EXERCISE INSTRUCTIONS |
Output the entries word for word. Omit images.

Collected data
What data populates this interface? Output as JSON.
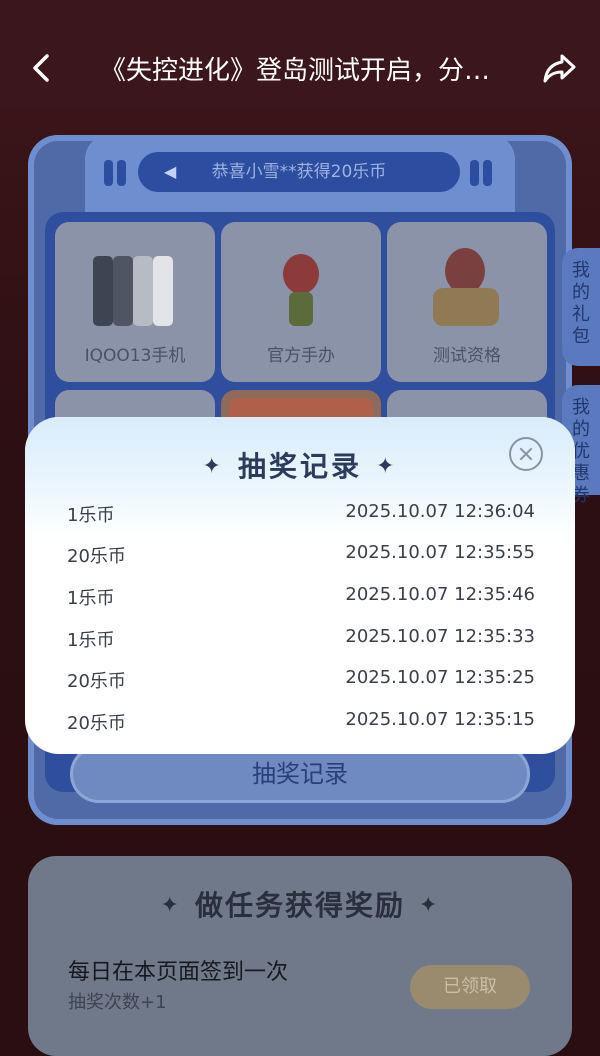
{
  "header": {
    "title": "《失控进化》登岛测试开启，分…"
  },
  "ticker": {
    "text": "恭喜小雪**获得20乐币"
  },
  "prizes": [
    {
      "label": "IQOO13手机"
    },
    {
      "label": "官方手办"
    },
    {
      "label": "测试资格"
    }
  ],
  "side_tabs": [
    {
      "label": "我的礼包"
    },
    {
      "label": "我的优惠券"
    }
  ],
  "draw_record_button": "抽奖记录",
  "modal": {
    "title": "抽奖记录",
    "records": [
      {
        "amount": "1乐币",
        "time": "2025.10.07 12:36:04"
      },
      {
        "amount": "20乐币",
        "time": "2025.10.07 12:35:55"
      },
      {
        "amount": "1乐币",
        "time": "2025.10.07 12:35:46"
      },
      {
        "amount": "1乐币",
        "time": "2025.10.07 12:35:33"
      },
      {
        "amount": "20乐币",
        "time": "2025.10.07 12:35:25"
      },
      {
        "amount": "20乐币",
        "time": "2025.10.07 12:35:15"
      }
    ]
  },
  "tasks": {
    "title": "做任务获得奖励",
    "item": "每日在本页面签到一次",
    "sub": "抽奖次数+1",
    "button": "已领取"
  },
  "colors": {
    "accent_blue": "#2c4da0",
    "modal_title": "#2c3a5c"
  }
}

SOLUTION TO THIS PROBLEM |
What data populates this interface? Output as JSON.
{
  "header": {
    "title": "《失控进化》登岛测试开启，分…"
  },
  "ticker": {
    "text": "恭喜小雪**获得20乐币"
  },
  "prizes": [
    {
      "label": "IQOO13手机"
    },
    {
      "label": "官方手办"
    },
    {
      "label": "测试资格"
    }
  ],
  "side_tabs": [
    {
      "label": "我的礼包"
    },
    {
      "label": "我的优惠券"
    }
  ],
  "draw_record_button": "抽奖记录",
  "modal": {
    "title": "抽奖记录",
    "records": [
      {
        "amount": "1乐币",
        "time": "2025.10.07 12:36:04"
      },
      {
        "amount": "20乐币",
        "time": "2025.10.07 12:35:55"
      },
      {
        "amount": "1乐币",
        "time": "2025.10.07 12:35:46"
      },
      {
        "amount": "1乐币",
        "time": "2025.10.07 12:35:33"
      },
      {
        "amount": "20乐币",
        "time": "2025.10.07 12:35:25"
      },
      {
        "amount": "20乐币",
        "time": "2025.10.07 12:35:15"
      }
    ]
  },
  "tasks": {
    "title": "做任务获得奖励",
    "item": "每日在本页面签到一次",
    "sub": "抽奖次数+1",
    "button": "已领取"
  },
  "colors": {
    "accent_blue": "#2c4da0",
    "modal_title": "#2c3a5c"
  }
}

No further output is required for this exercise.